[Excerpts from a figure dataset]

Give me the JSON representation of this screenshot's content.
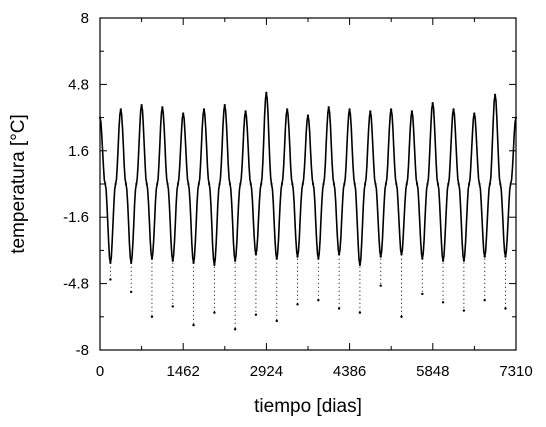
{
  "chart_data": {
    "type": "scatter",
    "title": "",
    "xlabel": "tiempo [dias]",
    "ylabel": "temperatura [°C]",
    "xlim": [
      0,
      7310
    ],
    "ylim": [
      -8,
      8
    ],
    "x_ticks": [
      0,
      1462,
      2924,
      4386,
      5848,
      7310
    ],
    "x_tick_labels": [
      "0",
      "1462",
      "2924",
      "4386",
      "5848",
      "7310"
    ],
    "y_ticks": [
      8,
      4.8,
      1.6,
      -1.6,
      -4.8,
      -8
    ],
    "y_tick_labels": [
      "8",
      "4.8",
      "1.6",
      "-1.6",
      "-4.8",
      "-8"
    ],
    "grid": false,
    "legend": "none",
    "series": [
      {
        "style": "line",
        "color": "#000000",
        "x": [
          0,
          91,
          183,
          274,
          365,
          456,
          548,
          639,
          731,
          822,
          913,
          1005,
          1096,
          1187,
          1279,
          1370,
          1462,
          1553,
          1644,
          1736,
          1827,
          1918,
          2010,
          2101,
          2192,
          2284,
          2375,
          2466,
          2558,
          2649,
          2740,
          2832,
          2923,
          3014,
          3106,
          3197,
          3289,
          3380,
          3471,
          3563,
          3654,
          3745,
          3837,
          3928,
          4019,
          4111,
          4202,
          4293,
          4385,
          4476,
          4567,
          4659,
          4750,
          4841,
          4933,
          5024,
          5116,
          5207,
          5298,
          5390,
          5481,
          5572,
          5664,
          5755,
          5846,
          5938,
          6029,
          6120,
          6212,
          6303,
          6394,
          6486,
          6577,
          6669,
          6760,
          6851,
          6943,
          7034,
          7125,
          7217,
          7310
        ],
        "y": [
          3.2,
          0.0,
          -3.8,
          0.0,
          3.6,
          0.0,
          -3.8,
          0.0,
          3.8,
          0.0,
          -3.6,
          0.0,
          3.7,
          0.0,
          -3.7,
          0.0,
          3.4,
          0.0,
          -3.8,
          0.0,
          3.6,
          0.0,
          -3.9,
          0.0,
          3.8,
          0.0,
          -3.7,
          0.0,
          3.5,
          0.0,
          -3.4,
          0.0,
          4.4,
          0.0,
          -3.6,
          0.0,
          3.6,
          0.0,
          -3.5,
          0.0,
          3.3,
          0.0,
          -3.6,
          0.0,
          3.7,
          0.0,
          -3.4,
          0.0,
          3.6,
          0.0,
          -3.9,
          0.0,
          3.5,
          0.0,
          -3.5,
          0.0,
          3.6,
          0.0,
          -3.4,
          0.0,
          3.5,
          0.0,
          -3.6,
          0.0,
          3.9,
          0.0,
          -3.7,
          0.0,
          3.6,
          0.0,
          -3.7,
          0.0,
          3.4,
          0.0,
          -3.5,
          0.0,
          4.3,
          0.0,
          -3.5,
          0.0,
          3.2
        ]
      },
      {
        "style": "points",
        "color": "#000000",
        "x": [
          183,
          548,
          913,
          1279,
          1644,
          2010,
          2375,
          2740,
          3106,
          3471,
          3837,
          4202,
          4567,
          4933,
          5298,
          5664,
          6029,
          6394,
          6760,
          7125
        ],
        "y": [
          -4.6,
          -5.2,
          -6.4,
          -5.9,
          -6.8,
          -6.2,
          -7.0,
          -6.3,
          -6.6,
          -5.8,
          -5.6,
          -6.0,
          -6.2,
          -4.9,
          -6.4,
          -5.3,
          -5.7,
          -6.1,
          -5.6,
          -6.0
        ]
      }
    ]
  }
}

WHAT TO DO: Repeat each entry exactly as it appears; skip any picture.

OUTPUT OF THE TASK:
Give me the JSON representation of this screenshot's content.
{
  "chart_data": {
    "type": "scatter",
    "title": "",
    "xlabel": "tiempo [dias]",
    "ylabel": "temperatura [°C]",
    "xlim": [
      0,
      7310
    ],
    "ylim": [
      -8,
      8
    ],
    "x_ticks": [
      0,
      1462,
      2924,
      4386,
      5848,
      7310
    ],
    "x_tick_labels": [
      "0",
      "1462",
      "2924",
      "4386",
      "5848",
      "7310"
    ],
    "y_ticks": [
      8,
      4.8,
      1.6,
      -1.6,
      -4.8,
      -8
    ],
    "y_tick_labels": [
      "8",
      "4.8",
      "1.6",
      "-1.6",
      "-4.8",
      "-8"
    ],
    "grid": false,
    "legend": "none",
    "series": [
      {
        "style": "line",
        "color": "#000000",
        "x": [
          0,
          91,
          183,
          274,
          365,
          456,
          548,
          639,
          731,
          822,
          913,
          1005,
          1096,
          1187,
          1279,
          1370,
          1462,
          1553,
          1644,
          1736,
          1827,
          1918,
          2010,
          2101,
          2192,
          2284,
          2375,
          2466,
          2558,
          2649,
          2740,
          2832,
          2923,
          3014,
          3106,
          3197,
          3289,
          3380,
          3471,
          3563,
          3654,
          3745,
          3837,
          3928,
          4019,
          4111,
          4202,
          4293,
          4385,
          4476,
          4567,
          4659,
          4750,
          4841,
          4933,
          5024,
          5116,
          5207,
          5298,
          5390,
          5481,
          5572,
          5664,
          5755,
          5846,
          5938,
          6029,
          6120,
          6212,
          6303,
          6394,
          6486,
          6577,
          6669,
          6760,
          6851,
          6943,
          7034,
          7125,
          7217,
          7310
        ],
        "y": [
          3.2,
          0.0,
          -3.8,
          0.0,
          3.6,
          0.0,
          -3.8,
          0.0,
          3.8,
          0.0,
          -3.6,
          0.0,
          3.7,
          0.0,
          -3.7,
          0.0,
          3.4,
          0.0,
          -3.8,
          0.0,
          3.6,
          0.0,
          -3.9,
          0.0,
          3.8,
          0.0,
          -3.7,
          0.0,
          3.5,
          0.0,
          -3.4,
          0.0,
          4.4,
          0.0,
          -3.6,
          0.0,
          3.6,
          0.0,
          -3.5,
          0.0,
          3.3,
          0.0,
          -3.6,
          0.0,
          3.7,
          0.0,
          -3.4,
          0.0,
          3.6,
          0.0,
          -3.9,
          0.0,
          3.5,
          0.0,
          -3.5,
          0.0,
          3.6,
          0.0,
          -3.4,
          0.0,
          3.5,
          0.0,
          -3.6,
          0.0,
          3.9,
          0.0,
          -3.7,
          0.0,
          3.6,
          0.0,
          -3.7,
          0.0,
          3.4,
          0.0,
          -3.5,
          0.0,
          4.3,
          0.0,
          -3.5,
          0.0,
          3.2
        ]
      },
      {
        "style": "points",
        "color": "#000000",
        "x": [
          183,
          548,
          913,
          1279,
          1644,
          2010,
          2375,
          2740,
          3106,
          3471,
          3837,
          4202,
          4567,
          4933,
          5298,
          5664,
          6029,
          6394,
          6760,
          7125
        ],
        "y": [
          -4.6,
          -5.2,
          -6.4,
          -5.9,
          -6.8,
          -6.2,
          -7.0,
          -6.3,
          -6.6,
          -5.8,
          -5.6,
          -6.0,
          -6.2,
          -4.9,
          -6.4,
          -5.3,
          -5.7,
          -6.1,
          -5.6,
          -6.0
        ]
      }
    ]
  }
}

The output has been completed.